• Request:
The entries below should be transcribed in their entirety, exactly as written.
•••••
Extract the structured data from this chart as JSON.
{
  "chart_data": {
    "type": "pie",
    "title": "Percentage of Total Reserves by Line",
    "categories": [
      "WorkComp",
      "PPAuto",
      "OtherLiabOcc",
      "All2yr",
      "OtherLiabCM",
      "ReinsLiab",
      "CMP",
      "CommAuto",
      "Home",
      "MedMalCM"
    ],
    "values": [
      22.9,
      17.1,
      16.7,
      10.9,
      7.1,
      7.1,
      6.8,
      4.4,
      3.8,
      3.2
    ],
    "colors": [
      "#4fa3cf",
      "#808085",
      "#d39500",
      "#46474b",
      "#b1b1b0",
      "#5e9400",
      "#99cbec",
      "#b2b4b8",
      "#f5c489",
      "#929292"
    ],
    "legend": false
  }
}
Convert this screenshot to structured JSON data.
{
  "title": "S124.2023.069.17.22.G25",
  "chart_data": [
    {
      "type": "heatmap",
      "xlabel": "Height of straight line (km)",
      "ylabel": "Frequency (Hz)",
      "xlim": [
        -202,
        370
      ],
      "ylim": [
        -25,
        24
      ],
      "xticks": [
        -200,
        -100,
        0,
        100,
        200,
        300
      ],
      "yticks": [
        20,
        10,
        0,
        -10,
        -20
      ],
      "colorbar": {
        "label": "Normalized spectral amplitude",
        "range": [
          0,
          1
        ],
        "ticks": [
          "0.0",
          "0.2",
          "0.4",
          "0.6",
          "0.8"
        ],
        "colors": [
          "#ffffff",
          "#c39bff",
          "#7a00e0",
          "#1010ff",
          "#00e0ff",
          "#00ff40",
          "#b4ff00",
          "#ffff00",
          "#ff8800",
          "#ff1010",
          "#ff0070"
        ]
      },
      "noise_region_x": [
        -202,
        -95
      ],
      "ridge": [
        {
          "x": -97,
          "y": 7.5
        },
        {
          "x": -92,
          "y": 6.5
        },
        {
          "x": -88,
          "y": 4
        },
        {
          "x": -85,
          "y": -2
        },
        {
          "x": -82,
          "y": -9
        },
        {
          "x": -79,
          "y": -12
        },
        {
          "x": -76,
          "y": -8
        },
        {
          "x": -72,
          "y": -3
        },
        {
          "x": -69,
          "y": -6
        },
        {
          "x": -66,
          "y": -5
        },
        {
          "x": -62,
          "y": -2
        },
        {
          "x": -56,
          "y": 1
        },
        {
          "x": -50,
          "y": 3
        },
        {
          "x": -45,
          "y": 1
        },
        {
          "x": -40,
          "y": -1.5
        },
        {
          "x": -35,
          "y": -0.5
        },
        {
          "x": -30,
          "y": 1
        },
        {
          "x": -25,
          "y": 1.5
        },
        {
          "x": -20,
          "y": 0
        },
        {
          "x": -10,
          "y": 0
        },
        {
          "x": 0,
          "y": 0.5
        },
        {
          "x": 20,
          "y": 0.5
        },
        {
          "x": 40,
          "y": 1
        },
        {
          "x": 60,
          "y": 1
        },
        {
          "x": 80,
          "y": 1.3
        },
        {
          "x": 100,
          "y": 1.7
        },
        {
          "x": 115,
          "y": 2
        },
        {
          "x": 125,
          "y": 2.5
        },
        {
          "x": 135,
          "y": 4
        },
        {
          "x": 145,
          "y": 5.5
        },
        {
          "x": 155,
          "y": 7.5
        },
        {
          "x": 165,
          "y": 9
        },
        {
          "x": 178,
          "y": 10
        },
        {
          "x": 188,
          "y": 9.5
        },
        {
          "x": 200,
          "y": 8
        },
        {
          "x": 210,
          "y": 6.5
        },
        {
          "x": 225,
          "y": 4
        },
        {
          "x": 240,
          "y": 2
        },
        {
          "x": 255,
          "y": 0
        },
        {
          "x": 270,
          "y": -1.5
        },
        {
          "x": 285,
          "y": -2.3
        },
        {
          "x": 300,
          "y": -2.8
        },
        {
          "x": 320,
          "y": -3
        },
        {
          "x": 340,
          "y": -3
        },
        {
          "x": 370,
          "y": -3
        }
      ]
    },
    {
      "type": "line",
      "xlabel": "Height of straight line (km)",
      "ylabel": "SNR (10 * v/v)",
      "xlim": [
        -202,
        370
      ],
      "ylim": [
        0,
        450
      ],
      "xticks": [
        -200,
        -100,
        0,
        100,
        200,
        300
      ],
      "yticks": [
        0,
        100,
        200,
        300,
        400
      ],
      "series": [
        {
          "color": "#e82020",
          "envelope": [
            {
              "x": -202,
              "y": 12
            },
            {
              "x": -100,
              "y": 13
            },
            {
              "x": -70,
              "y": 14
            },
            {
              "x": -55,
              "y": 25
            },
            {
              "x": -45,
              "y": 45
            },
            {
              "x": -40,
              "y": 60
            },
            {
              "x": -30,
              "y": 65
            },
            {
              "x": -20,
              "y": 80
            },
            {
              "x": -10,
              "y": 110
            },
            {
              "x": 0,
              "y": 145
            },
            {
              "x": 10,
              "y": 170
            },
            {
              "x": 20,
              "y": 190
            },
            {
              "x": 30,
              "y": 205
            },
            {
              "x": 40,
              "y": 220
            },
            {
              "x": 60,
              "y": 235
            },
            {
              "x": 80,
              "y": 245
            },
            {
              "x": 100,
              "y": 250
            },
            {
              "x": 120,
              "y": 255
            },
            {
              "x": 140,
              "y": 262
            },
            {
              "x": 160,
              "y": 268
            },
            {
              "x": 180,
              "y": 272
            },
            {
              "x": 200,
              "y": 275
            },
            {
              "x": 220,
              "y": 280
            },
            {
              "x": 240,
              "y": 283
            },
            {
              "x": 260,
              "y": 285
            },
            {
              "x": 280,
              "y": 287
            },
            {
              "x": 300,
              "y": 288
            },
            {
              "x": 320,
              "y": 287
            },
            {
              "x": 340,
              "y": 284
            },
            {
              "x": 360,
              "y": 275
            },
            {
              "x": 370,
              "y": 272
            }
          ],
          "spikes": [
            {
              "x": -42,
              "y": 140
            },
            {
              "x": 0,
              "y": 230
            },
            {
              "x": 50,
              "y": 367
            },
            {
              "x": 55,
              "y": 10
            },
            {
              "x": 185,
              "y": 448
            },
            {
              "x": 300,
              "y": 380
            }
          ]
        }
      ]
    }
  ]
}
•••••
• Output for this exercise:
Extract the structured data from this chart as JSON.
{
  "chart_data": {
    "type": "pie",
    "title": "Percentage of Total Reserves by Line",
    "categories": [
      "WorkComp",
      "PPAuto",
      "OtherLiabOcc",
      "All2yr",
      "OtherLiabCM",
      "ReinsLiab",
      "CMP",
      "CommAuto",
      "Home",
      "MedMalCM"
    ],
    "values": [
      22.9,
      17.1,
      16.7,
      10.9,
      7.1,
      7.1,
      6.8,
      4.4,
      3.8,
      3.2
    ],
    "colors": [
      "#4fa3cf",
      "#808085",
      "#d39500",
      "#46474b",
      "#b1b1b0",
      "#5e9400",
      "#99cbec",
      "#b2b4b8",
      "#f5c489",
      "#929292"
    ],
    "legend": false
  }
}
Convert this screenshot to structured JSON data.
{
  "title": "S124.2023.069.17.22.G25",
  "chart_data": [
    {
      "type": "heatmap",
      "xlabel": "Height of straight line (km)",
      "ylabel": "Frequency (Hz)",
      "xlim": [
        -202,
        370
      ],
      "ylim": [
        -25,
        24
      ],
      "xticks": [
        -200,
        -100,
        0,
        100,
        200,
        300
      ],
      "yticks": [
        20,
        10,
        0,
        -10,
        -20
      ],
      "colorbar": {
        "label": "Normalized spectral amplitude",
        "range": [
          0,
          1
        ],
        "ticks": [
          "0.0",
          "0.2",
          "0.4",
          "0.6",
          "0.8"
        ],
        "colors": [
          "#ffffff",
          "#c39bff",
          "#7a00e0",
          "#1010ff",
          "#00e0ff",
          "#00ff40",
          "#b4ff00",
          "#ffff00",
          "#ff8800",
          "#ff1010",
          "#ff0070"
        ]
      },
      "noise_region_x": [
        -202,
        -95
      ],
      "ridge": [
        {
          "x": -97,
          "y": 7.5
        },
        {
          "x": -92,
          "y": 6.5
        },
        {
          "x": -88,
          "y": 4
        },
        {
          "x": -85,
          "y": -2
        },
        {
          "x": -82,
          "y": -9
        },
        {
          "x": -79,
          "y": -12
        },
        {
          "x": -76,
          "y": -8
        },
        {
          "x": -72,
          "y": -3
        },
        {
          "x": -69,
          "y": -6
        },
        {
          "x": -66,
          "y": -5
        },
        {
          "x": -62,
          "y": -2
        },
        {
          "x": -56,
          "y": 1
        },
        {
          "x": -50,
          "y": 3
        },
        {
          "x": -45,
          "y": 1
        },
        {
          "x": -40,
          "y": -1.5
        },
        {
          "x": -35,
          "y": -0.5
        },
        {
          "x": -30,
          "y": 1
        },
        {
          "x": -25,
          "y": 1.5
        },
        {
          "x": -20,
          "y": 0
        },
        {
          "x": -10,
          "y": 0
        },
        {
          "x": 0,
          "y": 0.5
        },
        {
          "x": 20,
          "y": 0.5
        },
        {
          "x": 40,
          "y": 1
        },
        {
          "x": 60,
          "y": 1
        },
        {
          "x": 80,
          "y": 1.3
        },
        {
          "x": 100,
          "y": 1.7
        },
        {
          "x": 115,
          "y": 2
        },
        {
          "x": 125,
          "y": 2.5
        },
        {
          "x": 135,
          "y": 4
        },
        {
          "x": 145,
          "y": 5.5
        },
        {
          "x": 155,
          "y": 7.5
        },
        {
          "x": 165,
          "y": 9
        },
        {
          "x": 178,
          "y": 10
        },
        {
          "x": 188,
          "y": 9.5
        },
        {
          "x": 200,
          "y": 8
        },
        {
          "x": 210,
          "y": 6.5
        },
        {
          "x": 225,
          "y": 4
        },
        {
          "x": 240,
          "y": 2
        },
        {
          "x": 255,
          "y": 0
        },
        {
          "x": 270,
          "y": -1.5
        },
        {
          "x": 285,
          "y": -2.3
        },
        {
          "x": 300,
          "y": -2.8
        },
        {
          "x": 320,
          "y": -3
        },
        {
          "x": 340,
          "y": -3
        },
        {
          "x": 370,
          "y": -3
        }
      ]
    },
    {
      "type": "line",
      "xlabel": "Height of straight line (km)",
      "ylabel": "SNR (10 * v/v)",
      "xlim": [
        -202,
        370
      ],
      "ylim": [
        0,
        450
      ],
      "xticks": [
        -200,
        -100,
        0,
        100,
        200,
        300
      ],
      "yticks": [
        0,
        100,
        200,
        300,
        400
      ],
      "series": [
        {
          "color": "#e82020",
          "envelope": [
            {
              "x": -202,
              "y": 12
            },
            {
              "x": -100,
              "y": 13
            },
            {
              "x": -70,
              "y": 14
            },
            {
              "x": -55,
              "y": 25
            },
            {
              "x": -45,
              "y": 45
            },
            {
              "x": -40,
              "y": 60
            },
            {
              "x": -30,
              "y": 65
            },
            {
              "x": -20,
              "y": 80
            },
            {
              "x": -10,
              "y": 110
            },
            {
              "x": 0,
              "y": 145
            },
            {
              "x": 10,
              "y": 170
            },
            {
              "x": 20,
              "y": 190
            },
            {
              "x": 30,
              "y": 205
            },
            {
              "x": 40,
              "y": 220
            },
            {
              "x": 60,
              "y": 235
            },
            {
              "x": 80,
              "y": 245
            },
            {
              "x": 100,
              "y": 250
            },
            {
              "x": 120,
              "y": 255
            },
            {
              "x": 140,
              "y": 262
            },
            {
              "x": 160,
              "y": 268
            },
            {
              "x": 180,
              "y": 272
            },
            {
              "x": 200,
              "y": 275
            },
            {
              "x": 220,
              "y": 280
            },
            {
              "x": 240,
              "y": 283
            },
            {
              "x": 260,
              "y": 285
            },
            {
              "x": 280,
              "y": 287
            },
            {
              "x": 300,
              "y": 288
            },
            {
              "x": 320,
              "y": 287
            },
            {
              "x": 340,
              "y": 284
            },
            {
              "x": 360,
              "y": 275
            },
            {
              "x": 370,
              "y": 272
            }
          ],
          "spikes": [
            {
              "x": -42,
              "y": 140
            },
            {
              "x": 0,
              "y": 230
            },
            {
              "x": 50,
              "y": 367
            },
            {
              "x": 55,
              "y": 10
            },
            {
              "x": 185,
              "y": 448
            },
            {
              "x": 300,
              "y": 380
            }
          ]
        }
      ]
    }
  ]
}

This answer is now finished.